====== SUPPLIED RECORDS ======

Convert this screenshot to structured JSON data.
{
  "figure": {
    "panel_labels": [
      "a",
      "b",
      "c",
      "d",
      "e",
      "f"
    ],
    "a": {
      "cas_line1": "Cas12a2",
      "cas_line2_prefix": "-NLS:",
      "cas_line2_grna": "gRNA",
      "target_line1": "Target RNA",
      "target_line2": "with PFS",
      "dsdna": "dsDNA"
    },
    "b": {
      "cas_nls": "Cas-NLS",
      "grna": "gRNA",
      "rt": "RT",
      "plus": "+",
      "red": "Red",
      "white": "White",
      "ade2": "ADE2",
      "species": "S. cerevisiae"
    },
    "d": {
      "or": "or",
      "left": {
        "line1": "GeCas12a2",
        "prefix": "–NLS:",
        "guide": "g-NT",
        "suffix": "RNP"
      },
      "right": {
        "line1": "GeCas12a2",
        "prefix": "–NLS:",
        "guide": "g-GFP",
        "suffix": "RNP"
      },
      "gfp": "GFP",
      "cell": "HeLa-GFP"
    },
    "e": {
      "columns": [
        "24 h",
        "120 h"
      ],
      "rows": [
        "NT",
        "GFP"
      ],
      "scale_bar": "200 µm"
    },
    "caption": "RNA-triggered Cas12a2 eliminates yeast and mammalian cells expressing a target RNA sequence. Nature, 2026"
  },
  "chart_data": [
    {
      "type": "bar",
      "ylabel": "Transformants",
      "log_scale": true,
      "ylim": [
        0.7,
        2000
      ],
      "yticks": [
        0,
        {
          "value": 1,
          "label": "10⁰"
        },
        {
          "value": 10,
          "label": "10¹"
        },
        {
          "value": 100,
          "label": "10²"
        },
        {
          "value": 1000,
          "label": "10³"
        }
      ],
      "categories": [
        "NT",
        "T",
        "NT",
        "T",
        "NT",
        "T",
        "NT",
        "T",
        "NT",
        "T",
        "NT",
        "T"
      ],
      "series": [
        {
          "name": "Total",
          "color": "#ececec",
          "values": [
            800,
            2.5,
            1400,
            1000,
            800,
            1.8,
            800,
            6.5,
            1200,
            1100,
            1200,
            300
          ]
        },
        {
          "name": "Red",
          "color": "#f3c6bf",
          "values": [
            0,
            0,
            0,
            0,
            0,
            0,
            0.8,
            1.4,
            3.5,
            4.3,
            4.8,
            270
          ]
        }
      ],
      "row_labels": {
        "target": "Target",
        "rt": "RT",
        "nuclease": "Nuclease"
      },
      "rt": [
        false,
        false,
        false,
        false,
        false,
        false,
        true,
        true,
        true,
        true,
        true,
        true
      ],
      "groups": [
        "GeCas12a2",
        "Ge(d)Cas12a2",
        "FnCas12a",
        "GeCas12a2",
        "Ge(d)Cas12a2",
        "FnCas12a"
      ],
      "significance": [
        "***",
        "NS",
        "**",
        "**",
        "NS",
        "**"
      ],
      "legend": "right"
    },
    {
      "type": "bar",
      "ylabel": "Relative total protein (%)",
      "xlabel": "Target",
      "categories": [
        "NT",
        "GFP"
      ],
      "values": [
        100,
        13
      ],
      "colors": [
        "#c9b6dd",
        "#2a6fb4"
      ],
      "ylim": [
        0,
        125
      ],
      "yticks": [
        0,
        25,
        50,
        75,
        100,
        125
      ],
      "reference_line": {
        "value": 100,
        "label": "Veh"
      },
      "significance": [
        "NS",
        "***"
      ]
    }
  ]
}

======

● WHAT THIS TASK INVOLVES: Line by line, transcribe all of the records exactly.

● EXERCISE RESULT:
Convert this screenshot to structured JSON data.
{
  "figure": {
    "panel_labels": [
      "a",
      "b",
      "c",
      "d",
      "e",
      "f"
    ],
    "a": {
      "cas_line1": "Cas12a2",
      "cas_line2_prefix": "-NLS:",
      "cas_line2_grna": "gRNA",
      "target_line1": "Target RNA",
      "target_line2": "with PFS",
      "dsdna": "dsDNA"
    },
    "b": {
      "cas_nls": "Cas-NLS",
      "grna": "gRNA",
      "rt": "RT",
      "plus": "+",
      "red": "Red",
      "white": "White",
      "ade2": "ADE2",
      "species": "S. cerevisiae"
    },
    "d": {
      "or": "or",
      "left": {
        "line1": "GeCas12a2",
        "prefix": "–NLS:",
        "guide": "g-NT",
        "suffix": "RNP"
      },
      "right": {
        "line1": "GeCas12a2",
        "prefix": "–NLS:",
        "guide": "g-GFP",
        "suffix": "RNP"
      },
      "gfp": "GFP",
      "cell": "HeLa-GFP"
    },
    "e": {
      "columns": [
        "24 h",
        "120 h"
      ],
      "rows": [
        "NT",
        "GFP"
      ],
      "scale_bar": "200 µm"
    },
    "caption": "RNA-triggered Cas12a2 eliminates yeast and mammalian cells expressing a target RNA sequence. Nature, 2026"
  },
  "chart_data": [
    {
      "type": "bar",
      "ylabel": "Transformants",
      "log_scale": true,
      "ylim": [
        0.7,
        2000
      ],
      "yticks": [
        0,
        {
          "value": 1,
          "label": "10⁰"
        },
        {
          "value": 10,
          "label": "10¹"
        },
        {
          "value": 100,
          "label": "10²"
        },
        {
          "value": 1000,
          "label": "10³"
        }
      ],
      "categories": [
        "NT",
        "T",
        "NT",
        "T",
        "NT",
        "T",
        "NT",
        "T",
        "NT",
        "T",
        "NT",
        "T"
      ],
      "series": [
        {
          "name": "Total",
          "color": "#ececec",
          "values": [
            800,
            2.5,
            1400,
            1000,
            800,
            1.8,
            800,
            6.5,
            1200,
            1100,
            1200,
            300
          ]
        },
        {
          "name": "Red",
          "color": "#f3c6bf",
          "values": [
            0,
            0,
            0,
            0,
            0,
            0,
            0.8,
            1.4,
            3.5,
            4.3,
            4.8,
            270
          ]
        }
      ],
      "row_labels": {
        "target": "Target",
        "rt": "RT",
        "nuclease": "Nuclease"
      },
      "rt": [
        false,
        false,
        false,
        false,
        false,
        false,
        true,
        true,
        true,
        true,
        true,
        true
      ],
      "groups": [
        "GeCas12a2",
        "Ge(d)Cas12a2",
        "FnCas12a",
        "GeCas12a2",
        "Ge(d)Cas12a2",
        "FnCas12a"
      ],
      "significance": [
        "***",
        "NS",
        "**",
        "**",
        "NS",
        "**"
      ],
      "legend": "right"
    },
    {
      "type": "bar",
      "ylabel": "Relative total protein (%)",
      "xlabel": "Target",
      "categories": [
        "NT",
        "GFP"
      ],
      "values": [
        100,
        13
      ],
      "colors": [
        "#c9b6dd",
        "#2a6fb4"
      ],
      "ylim": [
        0,
        125
      ],
      "yticks": [
        0,
        25,
        50,
        75,
        100,
        125
      ],
      "reference_line": {
        "value": 100,
        "label": "Veh"
      },
      "significance": [
        "NS",
        "***"
      ]
    }
  ]
}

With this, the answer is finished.